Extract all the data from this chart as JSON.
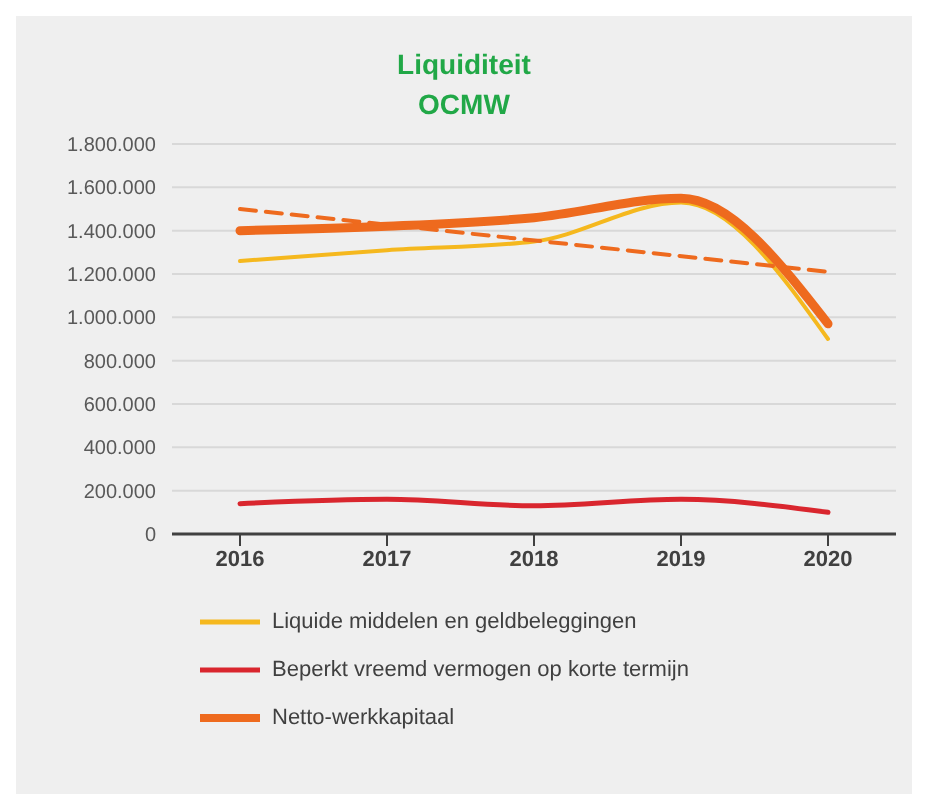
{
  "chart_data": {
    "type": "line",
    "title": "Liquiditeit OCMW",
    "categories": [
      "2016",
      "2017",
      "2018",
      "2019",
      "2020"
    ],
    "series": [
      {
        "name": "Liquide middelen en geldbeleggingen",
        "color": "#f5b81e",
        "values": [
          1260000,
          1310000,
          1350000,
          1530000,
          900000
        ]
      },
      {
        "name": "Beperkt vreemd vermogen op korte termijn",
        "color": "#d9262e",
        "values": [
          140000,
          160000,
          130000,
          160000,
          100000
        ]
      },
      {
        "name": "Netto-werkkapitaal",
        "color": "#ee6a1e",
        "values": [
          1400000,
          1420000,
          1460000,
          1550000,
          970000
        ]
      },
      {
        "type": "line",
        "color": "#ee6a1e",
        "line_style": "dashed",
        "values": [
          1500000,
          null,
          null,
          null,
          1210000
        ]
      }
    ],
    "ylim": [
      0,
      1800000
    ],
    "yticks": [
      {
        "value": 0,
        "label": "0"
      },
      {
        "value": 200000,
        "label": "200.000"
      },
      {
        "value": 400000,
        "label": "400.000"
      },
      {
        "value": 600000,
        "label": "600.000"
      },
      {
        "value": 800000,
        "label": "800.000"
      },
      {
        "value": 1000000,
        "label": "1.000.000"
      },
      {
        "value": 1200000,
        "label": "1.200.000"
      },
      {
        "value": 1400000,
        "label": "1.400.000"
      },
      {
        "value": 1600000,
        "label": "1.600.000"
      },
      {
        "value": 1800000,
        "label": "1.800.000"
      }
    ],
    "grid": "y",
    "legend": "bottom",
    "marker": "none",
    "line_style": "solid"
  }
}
--
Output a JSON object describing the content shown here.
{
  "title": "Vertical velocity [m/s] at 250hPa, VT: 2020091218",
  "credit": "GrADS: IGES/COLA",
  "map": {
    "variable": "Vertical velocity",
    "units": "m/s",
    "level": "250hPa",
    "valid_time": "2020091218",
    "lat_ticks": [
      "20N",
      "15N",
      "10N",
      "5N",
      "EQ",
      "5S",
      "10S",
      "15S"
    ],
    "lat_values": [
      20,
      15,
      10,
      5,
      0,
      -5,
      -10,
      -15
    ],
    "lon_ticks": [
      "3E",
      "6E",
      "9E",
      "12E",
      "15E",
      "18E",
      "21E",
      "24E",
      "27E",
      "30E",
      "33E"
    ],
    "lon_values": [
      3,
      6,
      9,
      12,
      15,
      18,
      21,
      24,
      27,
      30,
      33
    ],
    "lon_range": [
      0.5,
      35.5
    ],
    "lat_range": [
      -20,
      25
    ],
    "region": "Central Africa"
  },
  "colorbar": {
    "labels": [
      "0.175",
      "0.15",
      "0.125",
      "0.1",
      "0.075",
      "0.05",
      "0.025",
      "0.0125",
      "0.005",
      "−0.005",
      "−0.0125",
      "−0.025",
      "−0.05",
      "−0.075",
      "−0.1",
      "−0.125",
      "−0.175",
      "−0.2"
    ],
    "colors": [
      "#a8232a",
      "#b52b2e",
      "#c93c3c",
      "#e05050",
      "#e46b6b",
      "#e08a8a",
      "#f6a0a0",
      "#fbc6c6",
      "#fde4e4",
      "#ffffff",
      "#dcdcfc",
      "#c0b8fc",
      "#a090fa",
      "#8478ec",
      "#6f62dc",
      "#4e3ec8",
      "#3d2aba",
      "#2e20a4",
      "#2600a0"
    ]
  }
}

(GIVEN INSTRUCTION) Copy out every line of the listing that contains the string "velocity".

(WRITTEN RESPONSE)
  "title": "Vertical velocity [m/s] at 250hPa, VT: 2020091218",
    "variable": "Vertical velocity",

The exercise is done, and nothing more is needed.